* begin Data entries *

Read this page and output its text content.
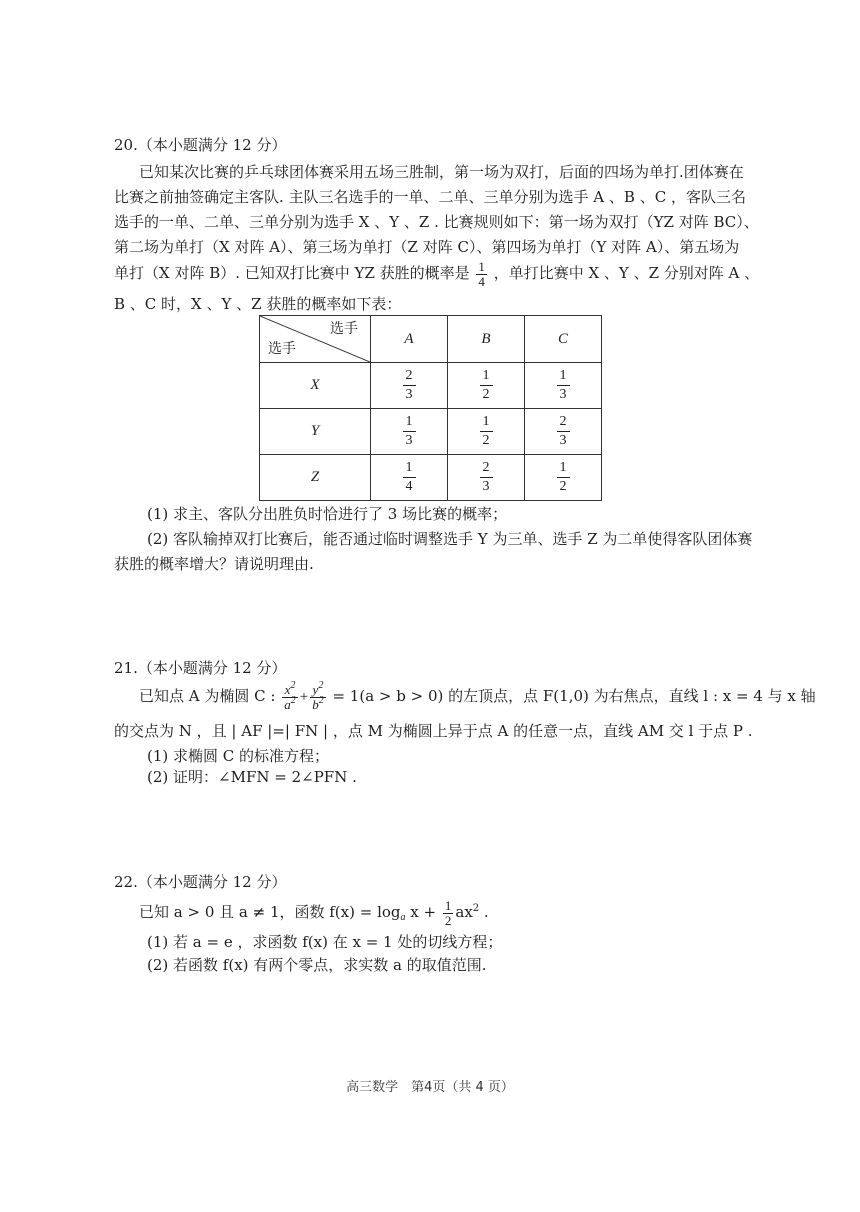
20.（本小题满分 12 分）
已知某次比赛的乒乓球团体赛采用五场三胜制，第一场为双打，后面的四场为单打.团体赛在
比赛之前抽签确定主客队. 主队三名选手的一单、二单、三单分别为选手 A 、B 、C ，客队三名
选手的一单、二单、三单分别为选手 X 、Y 、Z . 比赛规则如下：第一场为双打（YZ 对阵 BC）、
第二场为单打（X 对阵 A）、第三场为单打（Z 对阵 C）、第四场为单打（Y 对阵 A）、第五场为
单打（X 对阵 B）. 已知双打比赛中 YZ 获胜的概率是 $\frac{1}{4}$ ，单打比赛中 X 、Y 、Z 分别对阵 A 、
B 、C 时，X 、Y 、Z 获胜的概率如下表：
选手
选手	A	B	C
X	$\frac{2}{3}$	$\frac{1}{2}$	$\frac{1}{3}$

Y	$\frac{1}{3}$	$\frac{1}{2}$	$\frac{2}{3}$

Z	$\frac{1}{4}$	$\frac{2}{3}$	$\frac{1}{2}$
(1) 求主、客队分出胜负时恰进行了 3 场比赛的概率；
(2) 客队输掉双打比赛后，能否通过临时调整选手 Y 为三单、选手 Z 为二单使得客队团体赛
获胜的概率增大？请说明理由.
21.（本小题满分 12 分）
已知点 A 为椭圆 C : $\frac{x^2}{a^2} + \frac{y^2}{b^2} = 1(a > b > 0)$ 的左顶点，点 F(1,0) 为右焦点，直线 l : x = 4 与 x 轴
的交点为 N ，且 | AF |=| FN | ，点 M 为椭圆上异于点 A 的任意一点，直线 AM 交 l 于点 P .
(1) 求椭圆 C 的标准方程；
(2) 证明：∠MFN = 2∠PFN .
22.（本小题满分 12 分）
已知 a > 0 且 a ≠ 1，函数 $f(x) = \log_a x + \frac{1}{2} ax^2$ .
(1) 若 a = e ，求函数 f(x) 在 x = 1 处的切线方程；
(2) 若函数 f(x) 有两个零点，求实数 a 的取值范围.
高三数学　第4页（共 4 页）
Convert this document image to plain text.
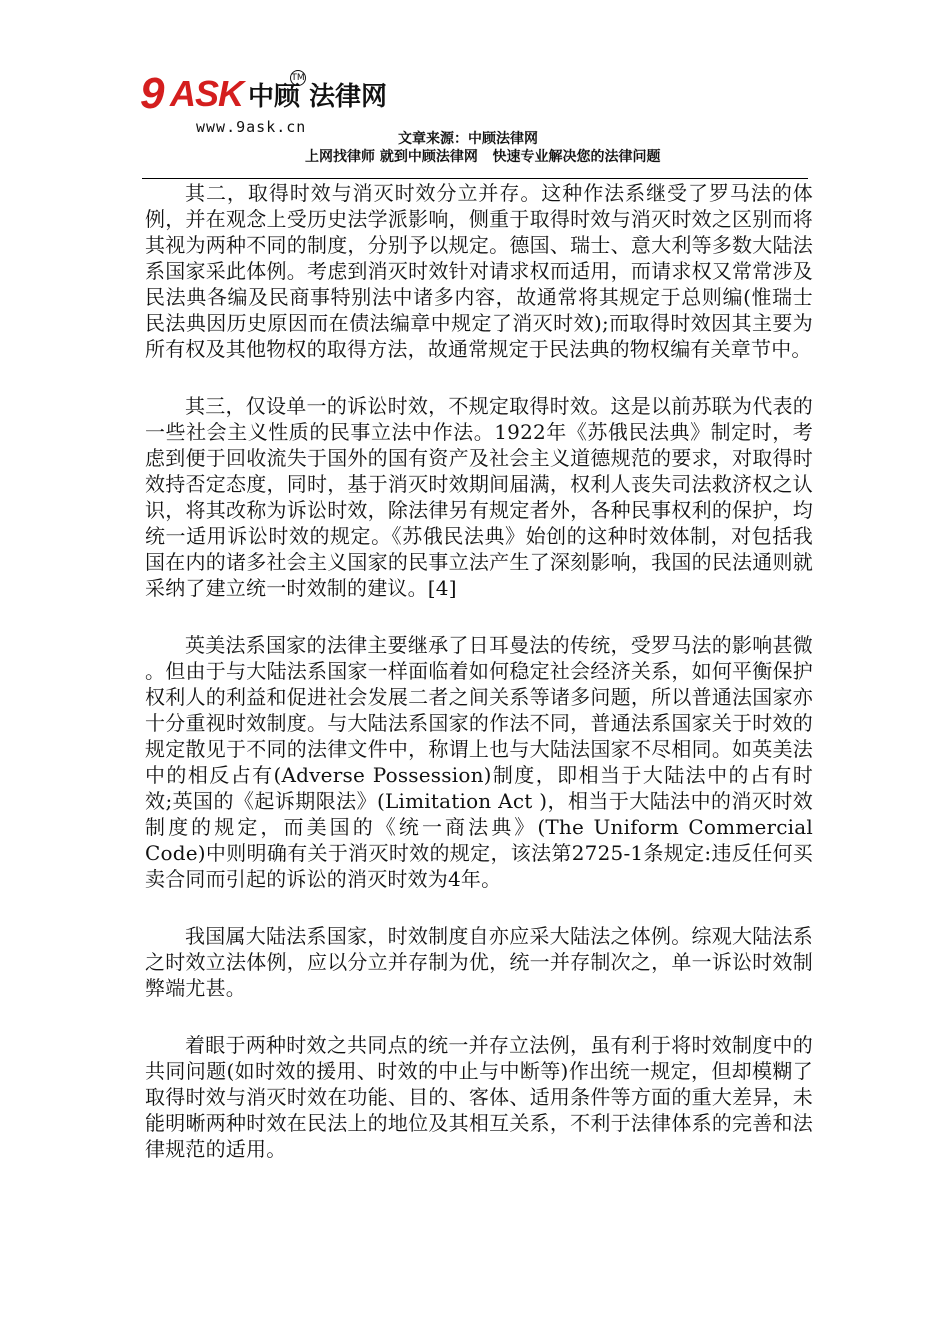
9 ASK 中顾 法律网
TM
www.9ask.cn
文章来源：中顾法律网
上网找律师 就到中顾法律网   快速专业解决您的法律问题

其二，取得时效与消灭时效分立并存。这种作法系继受了罗马法的体例，并在观念上受历史法学派影响，侧重于取得时效与消灭时效之区别而将其视为两种不同的制度，分别予以规定。德国、瑞士、意大利等多数大陆法系国家采此体例。考虑到消灭时效针对请求权而适用，而请求权又常常涉及民法典各编及民商事特别法中诸多内容，故通常将其规定于总则编(惟瑞士民法典因历史原因而在债法编章中规定了消灭时效);而取得时效因其主要为所有权及其他物权的取得方法，故通常规定于民法典的物权编有关章节中。

其三，仅设单一的诉讼时效，不规定取得时效。这是以前苏联为代表的一些社会主义性质的民事立法中作法。1922年《苏俄民法典》制定时，考虑到便于回收流失于国外的国有资产及社会主义道德规范的要求，对取得时效持否定态度，同时，基于消灭时效期间届满，权利人丧失司法救济权之认识，将其改称为诉讼时效，除法律另有规定者外，各种民事权利的保护，均统一适用诉讼时效的规定。《苏俄民法典》始创的这种时效体制，对包括我国在内的诸多社会主义国家的民事立法产生了深刻影响，我国的民法通则就采纳了建立统一时效制的建议。[4]

英美法系国家的法律主要继承了日耳曼法的传统，受罗马法的影响甚微 。但由于与大陆法系国家一样面临着如何稳定社会经济关系，如何平衡保护权利人的利益和促进社会发展二者之间关系等诸多问题，所以普通法国家亦十分重视时效制度。与大陆法系国家的作法不同，普通法系国家关于时效的规定散见于不同的法律文件中，称谓上也与大陆法国家不尽相同。如英美法中的相反占有(Adverse Possession)制度，即相当于大陆法中的占有时效;英国的《起诉期限法》(Limitation Act )，相当于大陆法中的消灭时效制度的规定，而美国的《统一商法典》(The Uniform Commercial Code)中则明确有关于消灭时效的规定，该法第2725-1条规定:违反任何买卖合同而引起的诉讼的消灭时效为4年。

我国属大陆法系国家，时效制度自亦应采大陆法之体例。综观大陆法系之时效立法体例，应以分立并存制为优，统一并存制次之，单一诉讼时效制弊端尤甚。

着眼于两种时效之共同点的统一并存立法例，虽有利于将时效制度中的共同问题(如时效的援用、时效的中止与中断等)作出统一规定，但却模糊了取得时效与消灭时效在功能、目的、客体、适用条件等方面的重大差异，未能明晰两种时效在民法上的地位及其相互关系，不利于法律体系的完善和法律规范的适用。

* end Data entries *

Look through the entries above; copy each line where the string "第一场为双打" appears.

◆ **Written reply**
已知某次比赛的乒乓球团体赛采用五场三胜制，第一场为双打，后面的四场为单打.团体赛在
选手的一单、二单、三单分别为选手 X 、Y 、Z . 比赛规则如下：第一场为双打（YZ 对阵 BC）、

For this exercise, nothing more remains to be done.